Goal of the exercise
Copy out every line exactly as given.

Input

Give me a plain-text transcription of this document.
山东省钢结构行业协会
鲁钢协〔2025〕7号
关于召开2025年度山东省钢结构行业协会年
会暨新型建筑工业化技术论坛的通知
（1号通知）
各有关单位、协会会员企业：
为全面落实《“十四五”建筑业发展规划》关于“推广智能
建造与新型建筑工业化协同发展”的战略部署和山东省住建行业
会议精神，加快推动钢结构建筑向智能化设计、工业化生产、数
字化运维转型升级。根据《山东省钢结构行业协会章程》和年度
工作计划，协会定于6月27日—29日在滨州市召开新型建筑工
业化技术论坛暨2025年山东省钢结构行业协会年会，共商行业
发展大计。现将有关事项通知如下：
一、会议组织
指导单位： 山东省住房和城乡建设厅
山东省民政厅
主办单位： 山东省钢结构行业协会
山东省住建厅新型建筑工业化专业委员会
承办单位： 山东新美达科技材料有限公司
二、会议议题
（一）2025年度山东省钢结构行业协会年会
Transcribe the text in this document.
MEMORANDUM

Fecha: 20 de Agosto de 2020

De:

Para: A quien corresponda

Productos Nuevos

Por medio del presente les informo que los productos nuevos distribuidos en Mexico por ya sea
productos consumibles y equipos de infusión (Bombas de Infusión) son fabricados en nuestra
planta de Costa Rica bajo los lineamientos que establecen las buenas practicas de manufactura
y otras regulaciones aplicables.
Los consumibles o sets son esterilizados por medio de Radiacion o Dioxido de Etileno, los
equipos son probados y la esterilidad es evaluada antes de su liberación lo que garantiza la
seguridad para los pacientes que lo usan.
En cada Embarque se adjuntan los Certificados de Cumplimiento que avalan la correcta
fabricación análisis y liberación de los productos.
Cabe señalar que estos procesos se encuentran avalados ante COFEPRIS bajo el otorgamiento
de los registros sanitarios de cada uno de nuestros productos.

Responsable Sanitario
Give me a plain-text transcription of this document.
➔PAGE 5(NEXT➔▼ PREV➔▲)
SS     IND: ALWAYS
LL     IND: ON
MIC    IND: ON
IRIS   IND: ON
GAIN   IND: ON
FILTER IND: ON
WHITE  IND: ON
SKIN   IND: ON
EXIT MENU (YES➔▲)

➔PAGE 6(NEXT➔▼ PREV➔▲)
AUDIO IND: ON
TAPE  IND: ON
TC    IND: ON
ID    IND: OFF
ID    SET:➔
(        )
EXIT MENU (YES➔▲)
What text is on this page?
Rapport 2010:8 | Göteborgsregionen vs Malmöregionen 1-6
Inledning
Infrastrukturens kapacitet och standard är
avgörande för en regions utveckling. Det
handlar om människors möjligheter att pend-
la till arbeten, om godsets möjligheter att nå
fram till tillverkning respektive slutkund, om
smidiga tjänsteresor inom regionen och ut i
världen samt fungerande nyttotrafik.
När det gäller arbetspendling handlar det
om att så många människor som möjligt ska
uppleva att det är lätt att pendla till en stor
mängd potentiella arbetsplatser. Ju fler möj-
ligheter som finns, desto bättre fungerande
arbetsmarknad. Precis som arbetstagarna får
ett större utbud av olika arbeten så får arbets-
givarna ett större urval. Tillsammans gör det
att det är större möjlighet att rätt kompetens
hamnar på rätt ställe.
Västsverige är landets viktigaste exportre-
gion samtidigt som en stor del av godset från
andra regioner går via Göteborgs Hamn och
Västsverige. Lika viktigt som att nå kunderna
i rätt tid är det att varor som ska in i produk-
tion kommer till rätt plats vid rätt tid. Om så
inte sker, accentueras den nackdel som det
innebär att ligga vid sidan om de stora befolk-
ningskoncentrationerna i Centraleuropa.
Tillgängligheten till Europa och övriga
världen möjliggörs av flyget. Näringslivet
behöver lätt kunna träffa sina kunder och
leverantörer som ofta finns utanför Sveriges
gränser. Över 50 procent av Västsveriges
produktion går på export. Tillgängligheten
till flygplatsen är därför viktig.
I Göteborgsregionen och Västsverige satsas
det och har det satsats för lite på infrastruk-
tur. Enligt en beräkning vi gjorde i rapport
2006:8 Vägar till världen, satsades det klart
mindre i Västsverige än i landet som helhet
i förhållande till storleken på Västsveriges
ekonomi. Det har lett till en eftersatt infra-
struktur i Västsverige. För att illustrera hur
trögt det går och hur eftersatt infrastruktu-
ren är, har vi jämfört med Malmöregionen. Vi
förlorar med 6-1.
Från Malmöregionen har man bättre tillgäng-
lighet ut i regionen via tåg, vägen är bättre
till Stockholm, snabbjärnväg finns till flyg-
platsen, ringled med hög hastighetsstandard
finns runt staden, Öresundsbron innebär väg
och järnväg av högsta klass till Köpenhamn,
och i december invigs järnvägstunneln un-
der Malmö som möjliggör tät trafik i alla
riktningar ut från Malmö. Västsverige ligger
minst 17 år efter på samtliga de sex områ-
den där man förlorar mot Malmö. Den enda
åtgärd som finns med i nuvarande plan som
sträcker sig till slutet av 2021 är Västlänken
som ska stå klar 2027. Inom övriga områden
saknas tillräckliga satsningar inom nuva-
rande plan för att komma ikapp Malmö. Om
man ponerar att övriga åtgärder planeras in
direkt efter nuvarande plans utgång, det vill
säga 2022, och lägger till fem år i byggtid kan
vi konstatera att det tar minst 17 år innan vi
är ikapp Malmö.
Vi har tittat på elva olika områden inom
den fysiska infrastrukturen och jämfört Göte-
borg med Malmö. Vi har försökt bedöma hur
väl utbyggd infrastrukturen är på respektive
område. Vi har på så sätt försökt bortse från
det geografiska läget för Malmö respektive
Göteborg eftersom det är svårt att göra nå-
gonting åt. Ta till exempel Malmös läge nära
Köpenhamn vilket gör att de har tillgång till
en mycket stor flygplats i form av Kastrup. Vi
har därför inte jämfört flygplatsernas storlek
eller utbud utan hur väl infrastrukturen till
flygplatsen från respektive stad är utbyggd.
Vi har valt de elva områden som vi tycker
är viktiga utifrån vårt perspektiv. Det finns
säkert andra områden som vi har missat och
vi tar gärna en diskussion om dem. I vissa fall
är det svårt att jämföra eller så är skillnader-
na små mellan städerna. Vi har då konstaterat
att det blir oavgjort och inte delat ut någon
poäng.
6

The solution
Give me a plain-text transcription of this document.
山东省钢结构行业协会
鲁钢协〔2025〕7号
关于召开2025年度山东省钢结构行业协会年
会暨新型建筑工业化技术论坛的通知
（1号通知）
各有关单位、协会会员企业：
为全面落实《“十四五”建筑业发展规划》关于“推广智能
建造与新型建筑工业化协同发展”的战略部署和山东省住建行业
会议精神，加快推动钢结构建筑向智能化设计、工业化生产、数
字化运维转型升级。根据《山东省钢结构行业协会章程》和年度
工作计划，协会定于6月27日—29日在滨州市召开新型建筑工
业化技术论坛暨2025年山东省钢结构行业协会年会，共商行业
发展大计。现将有关事项通知如下：
一、会议组织
指导单位： 山东省住房和城乡建设厅
山东省民政厅
主办单位： 山东省钢结构行业协会
山东省住建厅新型建筑工业化专业委员会
承办单位： 山东新美达科技材料有限公司
二、会议议题
（一）2025年度山东省钢结构行业协会年会
Transcribe the text in this document.
MEMORANDUM

Fecha: 20 de Agosto de 2020

De:

Para: A quien corresponda

Productos Nuevos

Por medio del presente les informo que los productos nuevos distribuidos en Mexico por ya sea
productos consumibles y equipos de infusión (Bombas de Infusión) son fabricados en nuestra
planta de Costa Rica bajo los lineamientos que establecen las buenas practicas de manufactura
y otras regulaciones aplicables.
Los consumibles o sets son esterilizados por medio de Radiacion o Dioxido de Etileno, los
equipos son probados y la esterilidad es evaluada antes de su liberación lo que garantiza la
seguridad para los pacientes que lo usan.
En cada Embarque se adjuntan los Certificados de Cumplimiento que avalan la correcta
fabricación análisis y liberación de los productos.
Cabe señalar que estos procesos se encuentran avalados ante COFEPRIS bajo el otorgamiento
de los registros sanitarios de cada uno de nuestros productos.

Responsable Sanitario
Give me a plain-text transcription of this document.
➔PAGE 5(NEXT➔▼ PREV➔▲)
SS     IND: ALWAYS
LL     IND: ON
MIC    IND: ON
IRIS   IND: ON
GAIN   IND: ON
FILTER IND: ON
WHITE  IND: ON
SKIN   IND: ON
EXIT MENU (YES➔▲)

➔PAGE 6(NEXT➔▼ PREV➔▲)
AUDIO IND: ON
TAPE  IND: ON
TC    IND: ON
ID    IND: OFF
ID    SET:➔
(        )
EXIT MENU (YES➔▲)
What text is on this page?
Rapport 2010:8 | Göteborgsregionen vs Malmöregionen 1-6
Inledning
Infrastrukturens kapacitet och standard är
avgörande för en regions utveckling. Det
handlar om människors möjligheter att pend-
la till arbeten, om godsets möjligheter att nå
fram till tillverkning respektive slutkund, om
smidiga tjänsteresor inom regionen och ut i
världen samt fungerande nyttotrafik.
När det gäller arbetspendling handlar det
om att så många människor som möjligt ska
uppleva att det är lätt att pendla till en stor
mängd potentiella arbetsplatser. Ju fler möj-
ligheter som finns, desto bättre fungerande
arbetsmarknad. Precis som arbetstagarna får
ett större utbud av olika arbeten så får arbets-
givarna ett större urval. Tillsammans gör det
att det är större möjlighet att rätt kompetens
hamnar på rätt ställe.
Västsverige är landets viktigaste exportre-
gion samtidigt som en stor del av godset från
andra regioner går via Göteborgs Hamn och
Västsverige. Lika viktigt som att nå kunderna
i rätt tid är det att varor som ska in i produk-
tion kommer till rätt plats vid rätt tid. Om så
inte sker, accentueras den nackdel som det
innebär att ligga vid sidan om de stora befolk-
ningskoncentrationerna i Centraleuropa.
Tillgängligheten till Europa och övriga
världen möjliggörs av flyget. Näringslivet
behöver lätt kunna träffa sina kunder och
leverantörer som ofta finns utanför Sveriges
gränser. Över 50 procent av Västsveriges
produktion går på export. Tillgängligheten
till flygplatsen är därför viktig.
I Göteborgsregionen och Västsverige satsas
det och har det satsats för lite på infrastruk-
tur. Enligt en beräkning vi gjorde i rapport
2006:8 Vägar till världen, satsades det klart
mindre i Västsverige än i landet som helhet
i förhållande till storleken på Västsveriges
ekonomi. Det har lett till en eftersatt infra-
struktur i Västsverige. För att illustrera hur
trögt det går och hur eftersatt infrastruktu-
ren är, har vi jämfört med Malmöregionen. Vi
förlorar med 6-1.
Från Malmöregionen har man bättre tillgäng-
lighet ut i regionen via tåg, vägen är bättre
till Stockholm, snabbjärnväg finns till flyg-
platsen, ringled med hög hastighetsstandard
finns runt staden, Öresundsbron innebär väg
och järnväg av högsta klass till Köpenhamn,
och i december invigs järnvägstunneln un-
der Malmö som möjliggör tät trafik i alla
riktningar ut från Malmö. Västsverige ligger
minst 17 år efter på samtliga de sex områ-
den där man förlorar mot Malmö. Den enda
åtgärd som finns med i nuvarande plan som
sträcker sig till slutet av 2021 är Västlänken
som ska stå klar 2027. Inom övriga områden
saknas tillräckliga satsningar inom nuva-
rande plan för att komma ikapp Malmö. Om
man ponerar att övriga åtgärder planeras in
direkt efter nuvarande plans utgång, det vill
säga 2022, och lägger till fem år i byggtid kan
vi konstatera att det tar minst 17 år innan vi
är ikapp Malmö.
Vi har tittat på elva olika områden inom
den fysiska infrastrukturen och jämfört Göte-
borg med Malmö. Vi har försökt bedöma hur
väl utbyggd infrastrukturen är på respektive
område. Vi har på så sätt försökt bortse från
det geografiska läget för Malmö respektive
Göteborg eftersom det är svårt att göra nå-
gonting åt. Ta till exempel Malmös läge nära
Köpenhamn vilket gör att de har tillgång till
en mycket stor flygplats i form av Kastrup. Vi
har därför inte jämfört flygplatsernas storlek
eller utbud utan hur väl infrastrukturen till
flygplatsen från respektive stad är utbyggd.
Vi har valt de elva områden som vi tycker
är viktiga utifrån vårt perspektiv. Det finns
säkert andra områden som vi har missat och
vi tar gärna en diskussion om dem. I vissa fall
är det svårt att jämföra eller så är skillnader-
na små mellan städerna. Vi har då konstaterat
att det blir oavgjort och inte delat ut någon
poäng.
6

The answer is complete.